__Written request__:
Count lines with the string "перевооружение" in them. State the number alone.

__Record excerpts__:
____

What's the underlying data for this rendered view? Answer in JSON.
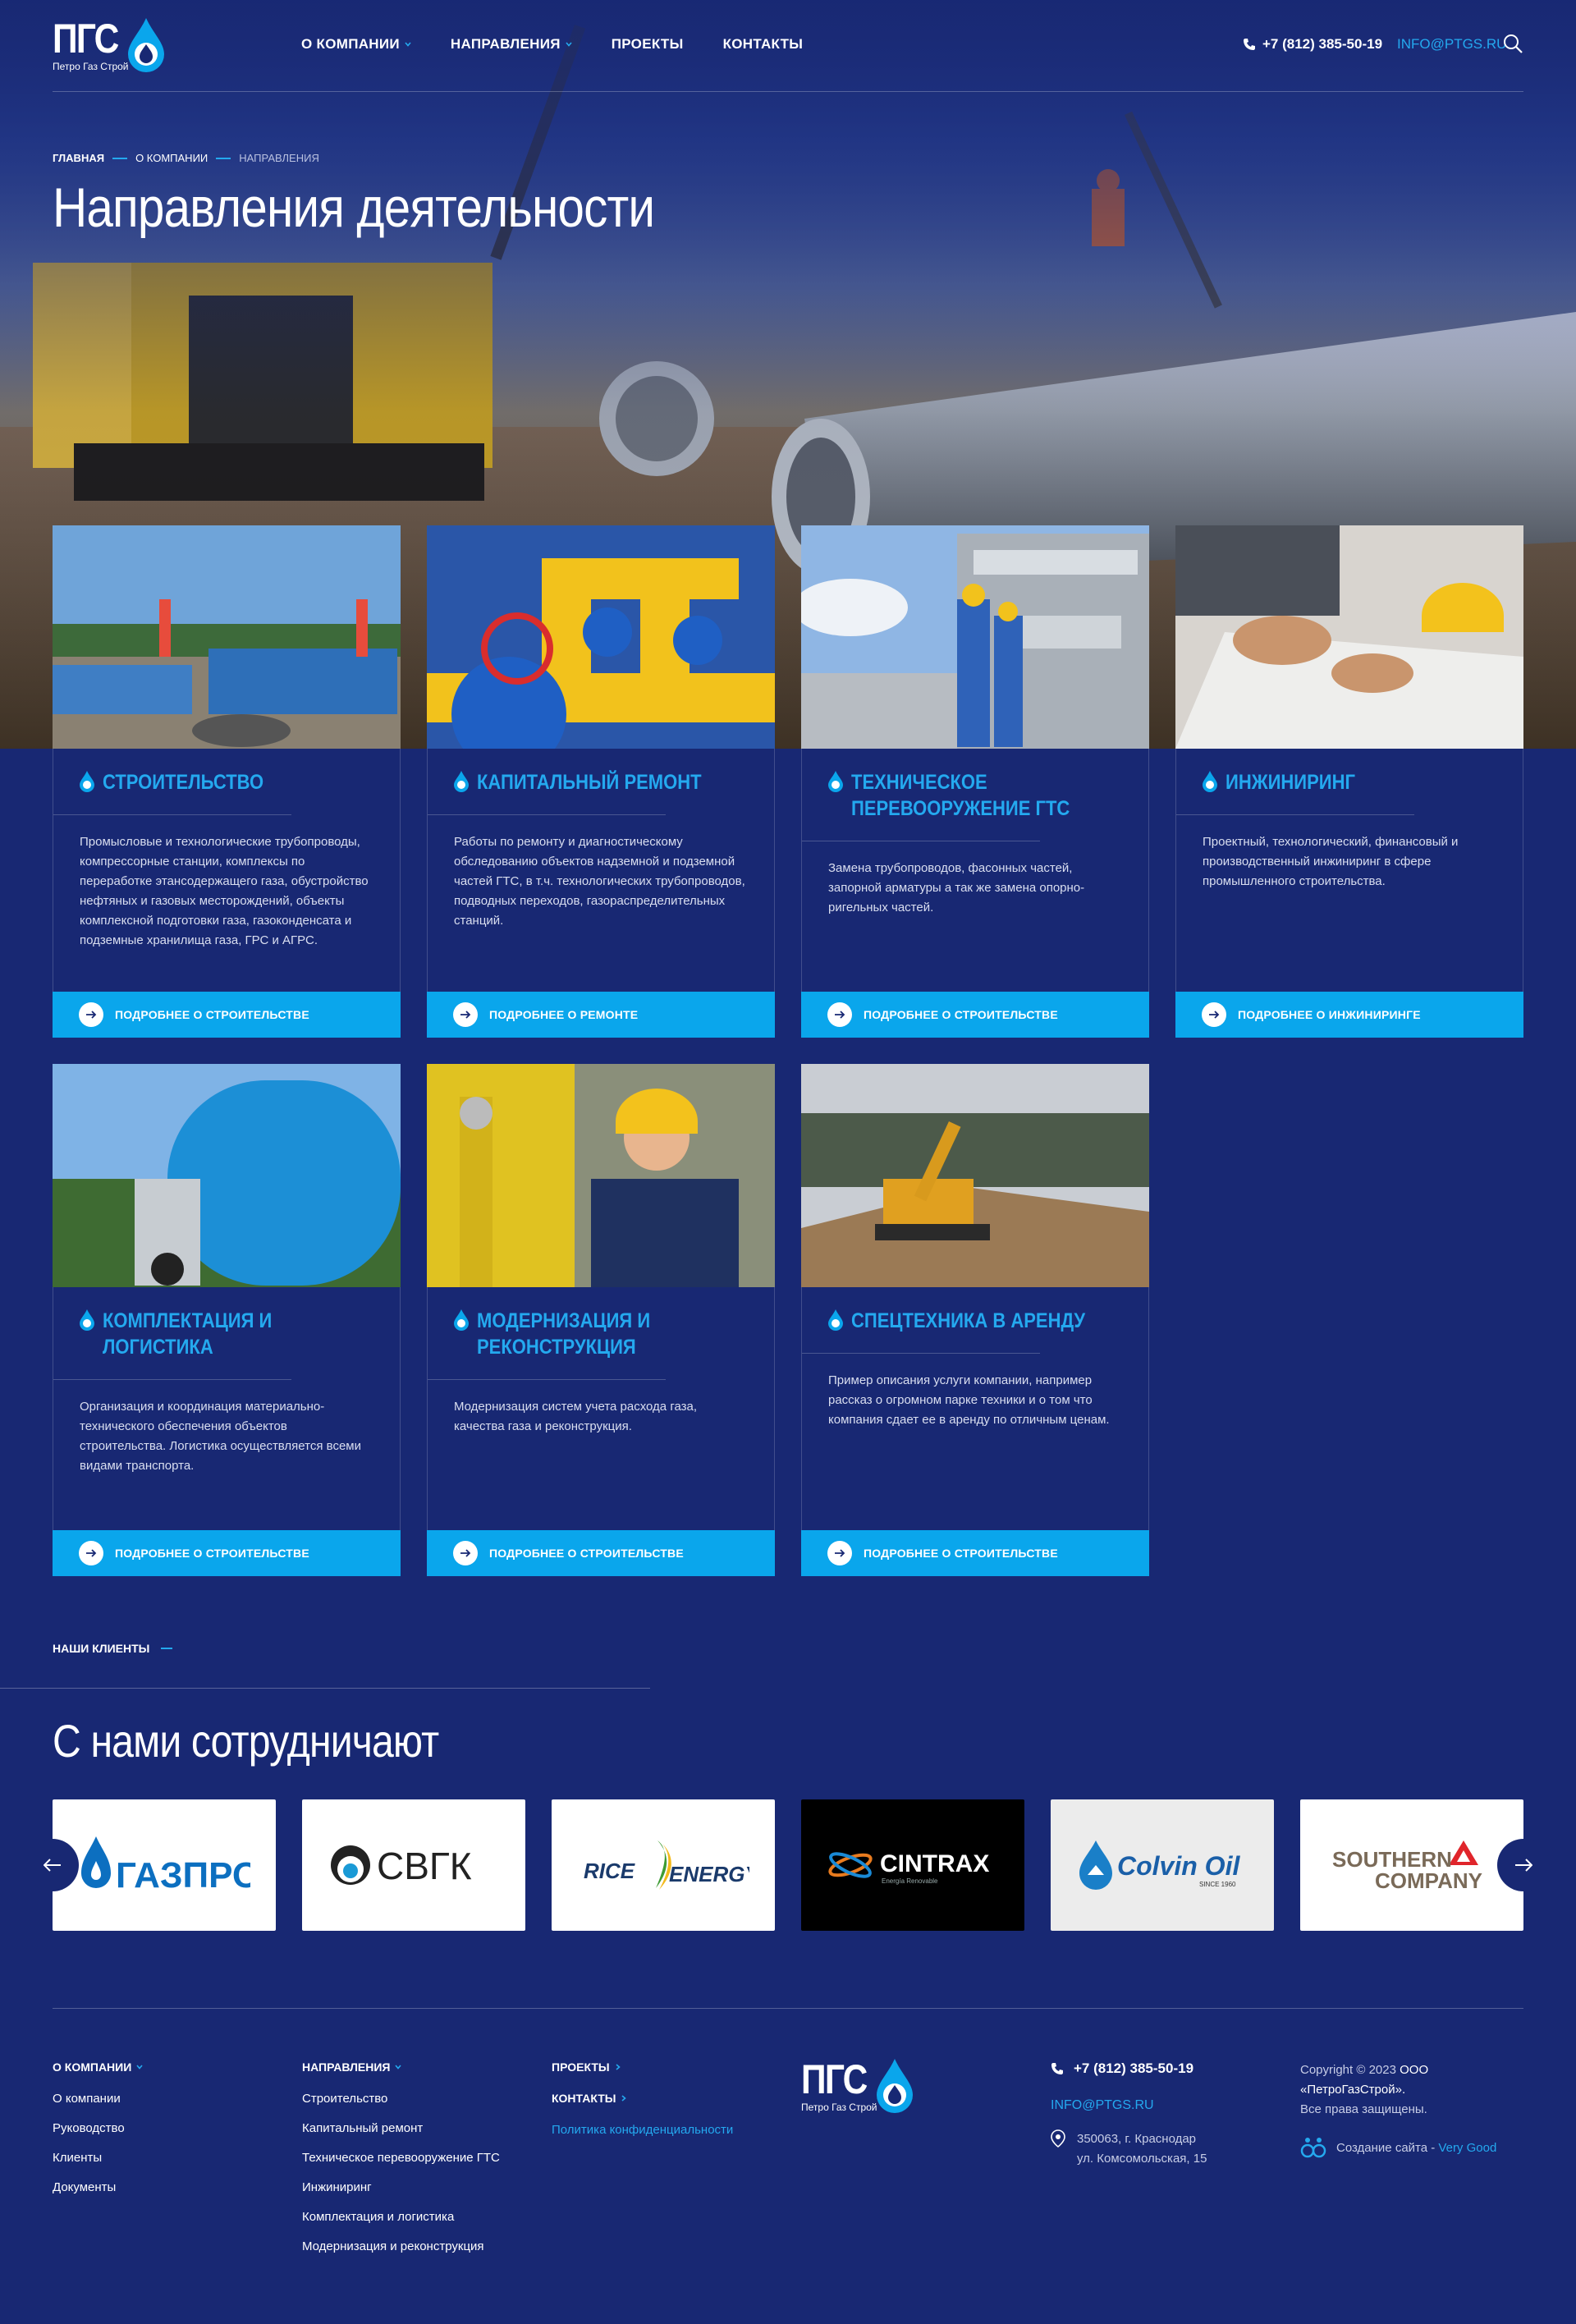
{
  "colors": {
    "background": "#182873",
    "accent": "#24a9ef",
    "button": "#0aa6ec"
  },
  "header": {
    "logo_text": "ПГС",
    "logo_sub": "Петро Газ Строй",
    "nav": [
      {
        "label": "О компании",
        "has_dropdown": true
      },
      {
        "label": "Направления",
        "has_dropdown": true
      },
      {
        "label": "Проекты",
        "has_dropdown": false
      },
      {
        "label": "Контакты",
        "has_dropdown": false
      }
    ],
    "phone": "+7 (812) 385-50-19",
    "email": "INFO@PTGS.RU",
    "search_icon": "search-icon"
  },
  "breadcrumb": [
    "Главная",
    "О компании",
    "Направления"
  ],
  "page_title": "Направления деятельности",
  "cards": [
    {
      "title": "Строительство",
      "text": "Промысловые и технологические трубопроводы, компрессорные станции, комплексы по переработке этансодержащего газа, обустройство нефтяных и газовых месторождений, объекты комплексной подготовки газа, газоконденсата и подземные хранилища газа, ГРС и АГРС.",
      "button": "Подробнее о строительстве"
    },
    {
      "title": "Капитальный ремонт",
      "text": "Работы по ремонту и диагностическому обследованию объектов надземной и подземной частей ГТС, в т.ч. технологических трубопроводов, подводных переходов, газораспределительных станций.",
      "button": "Подробнее о ремонте"
    },
    {
      "title": "Техническое перевооружение ГТС",
      "text": "Замена трубопроводов, фасонных частей, запорной арматуры а так же замена опорно-ригельных частей.",
      "button": "Подробнее о строительстве"
    },
    {
      "title": "Инжиниринг",
      "text": "Проектный, технологический, финансовый и производственный инжиниринг в сфере промышленного строительства.",
      "button": "Подробнее о инжиниринге"
    },
    {
      "title": "Комплектация и логистика",
      "text": "Организация и координация материально-технического обеспечения объектов строительства. Логистика осуществляется всеми видами транспорта.",
      "button": "Подробнее о строительстве"
    },
    {
      "title": "Модернизация и реконструкция",
      "text": "Модернизация систем учета расхода газа, качества газа и реконструкция.",
      "button": "Подробнее о строительстве"
    },
    {
      "title": "Спецтехника в аренду",
      "text": "Пример описания услуги компании, например рассказ о огромном парке техники и о том что компания сдает ее в аренду по отличным ценам.",
      "button": "Подробнее о строительстве"
    }
  ],
  "clients": {
    "eyebrow": "Наши клиенты",
    "title": "С нами сотрудничают",
    "logos": [
      {
        "name": "ГАЗПРОМ"
      },
      {
        "name": "СВГК"
      },
      {
        "name": "RICE",
        "name2": "ENERGY"
      },
      {
        "name": "CINTRAX",
        "sub": "Energía Renovable"
      },
      {
        "name": "Colvin Oil",
        "sub": "SINCE 1960"
      },
      {
        "name": "SOUTHERN",
        "name2": "COMPANY"
      }
    ]
  },
  "footer": {
    "col1": {
      "head": "О компании",
      "links": [
        "О компании",
        "Руководство",
        "Клиенты",
        "Документы"
      ]
    },
    "col2": {
      "head": "Направления",
      "links": [
        "Строительство",
        "Капитальный ремонт",
        "Техническое перевооружение ГТС",
        "Инжиниринг",
        "Комплектация и логистика",
        "Модернизация и реконструкция"
      ]
    },
    "col3": {
      "projects": "Проекты",
      "contacts": "Контакты",
      "policy": "Политика конфиденциальности"
    },
    "phone": "+7 (812) 385-50-19",
    "email": "INFO@PTGS.RU",
    "address_line1": "350063, г. Краснодар",
    "address_line2": "ул. Комсомольская, 15",
    "copyright_prefix": "Copyright © 2023",
    "copyright_company": "ООО «ПетроГазСтрой».",
    "rights": "Все права защищены.",
    "madeby_prefix": "Создание сайта -",
    "madeby_link": "Very Good"
  }
}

____

__Task answer__:
2